Task prompt
Each line containing the word "Nuisement" must be reported.

— START OF Listing —

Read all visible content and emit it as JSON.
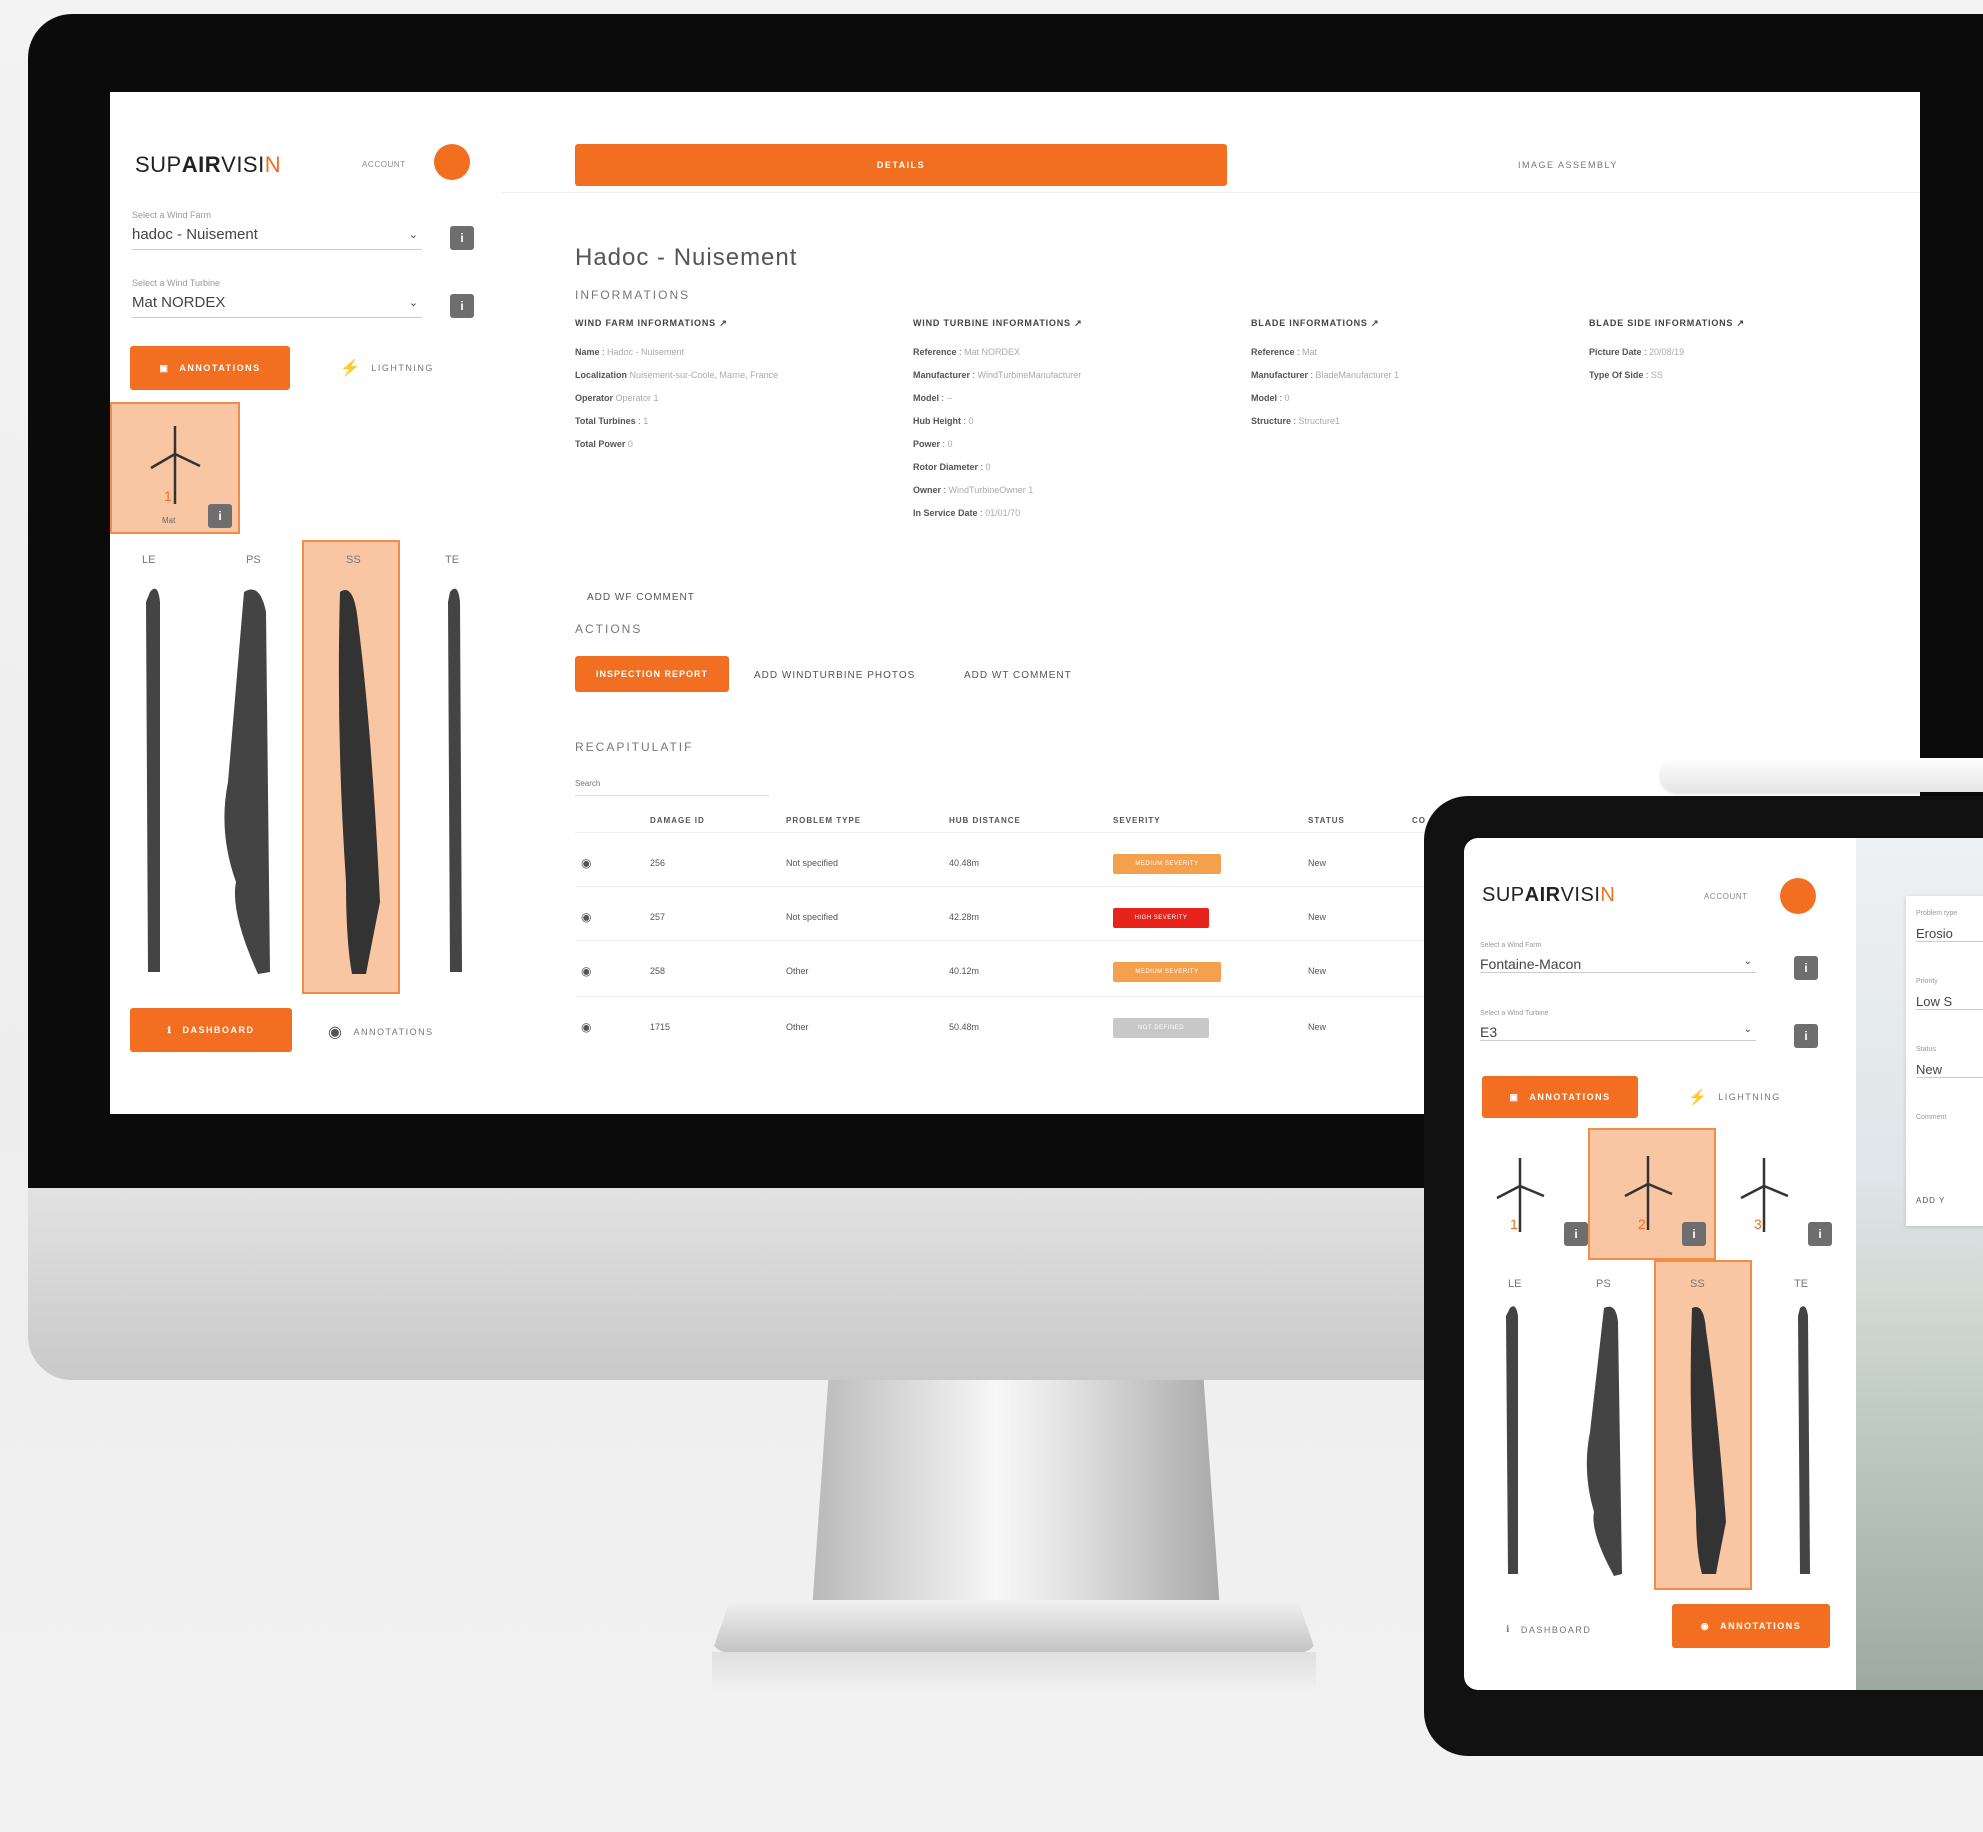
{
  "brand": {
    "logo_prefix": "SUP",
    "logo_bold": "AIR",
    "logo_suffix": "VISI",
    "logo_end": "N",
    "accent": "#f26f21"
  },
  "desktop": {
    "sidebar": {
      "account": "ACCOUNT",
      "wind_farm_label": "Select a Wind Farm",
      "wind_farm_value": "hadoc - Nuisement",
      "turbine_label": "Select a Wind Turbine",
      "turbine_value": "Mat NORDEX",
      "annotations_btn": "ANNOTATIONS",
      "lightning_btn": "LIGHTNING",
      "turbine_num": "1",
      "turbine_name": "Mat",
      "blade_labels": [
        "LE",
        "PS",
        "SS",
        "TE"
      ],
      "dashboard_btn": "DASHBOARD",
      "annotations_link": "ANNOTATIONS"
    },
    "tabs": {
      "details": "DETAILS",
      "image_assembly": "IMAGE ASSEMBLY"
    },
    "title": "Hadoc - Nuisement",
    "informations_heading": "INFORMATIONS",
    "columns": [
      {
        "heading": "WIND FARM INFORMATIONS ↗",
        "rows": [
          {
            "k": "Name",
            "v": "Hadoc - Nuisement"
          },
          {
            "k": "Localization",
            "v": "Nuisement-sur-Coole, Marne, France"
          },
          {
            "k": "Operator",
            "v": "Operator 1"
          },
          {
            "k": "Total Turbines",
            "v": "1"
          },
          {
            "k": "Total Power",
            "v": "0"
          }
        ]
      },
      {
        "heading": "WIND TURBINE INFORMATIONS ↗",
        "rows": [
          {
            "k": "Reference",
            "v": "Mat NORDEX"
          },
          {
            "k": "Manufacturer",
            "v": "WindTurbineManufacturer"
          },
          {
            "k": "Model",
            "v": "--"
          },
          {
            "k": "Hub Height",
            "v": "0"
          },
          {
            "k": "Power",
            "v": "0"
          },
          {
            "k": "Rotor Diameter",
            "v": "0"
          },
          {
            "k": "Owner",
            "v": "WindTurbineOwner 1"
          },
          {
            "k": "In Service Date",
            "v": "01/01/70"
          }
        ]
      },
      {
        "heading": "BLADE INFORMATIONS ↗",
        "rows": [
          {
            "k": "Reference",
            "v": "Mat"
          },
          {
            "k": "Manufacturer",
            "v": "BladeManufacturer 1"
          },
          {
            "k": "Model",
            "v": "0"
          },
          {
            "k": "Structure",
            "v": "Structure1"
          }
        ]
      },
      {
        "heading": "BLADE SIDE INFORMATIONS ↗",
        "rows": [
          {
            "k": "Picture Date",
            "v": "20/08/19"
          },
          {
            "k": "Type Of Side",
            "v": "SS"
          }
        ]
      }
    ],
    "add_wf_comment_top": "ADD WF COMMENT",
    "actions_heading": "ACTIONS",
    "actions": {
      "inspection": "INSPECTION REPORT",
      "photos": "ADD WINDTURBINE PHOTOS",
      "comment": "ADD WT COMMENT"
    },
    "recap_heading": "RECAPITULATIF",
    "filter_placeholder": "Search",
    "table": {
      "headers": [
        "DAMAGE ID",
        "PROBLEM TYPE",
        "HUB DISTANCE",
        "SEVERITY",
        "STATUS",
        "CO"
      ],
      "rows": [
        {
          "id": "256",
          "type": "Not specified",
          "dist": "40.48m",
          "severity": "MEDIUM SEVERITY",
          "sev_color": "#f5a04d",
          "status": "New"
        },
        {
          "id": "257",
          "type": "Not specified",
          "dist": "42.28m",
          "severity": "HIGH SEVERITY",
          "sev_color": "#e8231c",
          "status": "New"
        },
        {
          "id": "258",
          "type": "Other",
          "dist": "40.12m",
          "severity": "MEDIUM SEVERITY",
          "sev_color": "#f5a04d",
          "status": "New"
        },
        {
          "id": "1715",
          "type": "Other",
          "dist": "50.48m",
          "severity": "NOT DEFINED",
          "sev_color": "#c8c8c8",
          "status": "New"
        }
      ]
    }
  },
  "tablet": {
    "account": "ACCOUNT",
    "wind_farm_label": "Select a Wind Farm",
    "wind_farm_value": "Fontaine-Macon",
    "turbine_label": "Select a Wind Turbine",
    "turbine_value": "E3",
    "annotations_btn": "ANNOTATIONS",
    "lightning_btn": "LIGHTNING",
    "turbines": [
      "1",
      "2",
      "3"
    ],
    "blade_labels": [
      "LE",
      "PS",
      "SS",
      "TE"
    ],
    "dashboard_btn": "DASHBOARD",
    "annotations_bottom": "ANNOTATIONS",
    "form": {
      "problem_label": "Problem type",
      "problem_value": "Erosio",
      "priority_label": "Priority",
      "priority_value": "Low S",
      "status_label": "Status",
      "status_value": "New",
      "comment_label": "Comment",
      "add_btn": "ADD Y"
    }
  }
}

— END OF Listing —

Result for this exercise
      "wind_farm_value": "hadoc - Nuisement",
    "title": "Hadoc - Nuisement",
            "v": "Hadoc - Nuisement"
            "v": "Nuisement-sur-Coole, Marne, France"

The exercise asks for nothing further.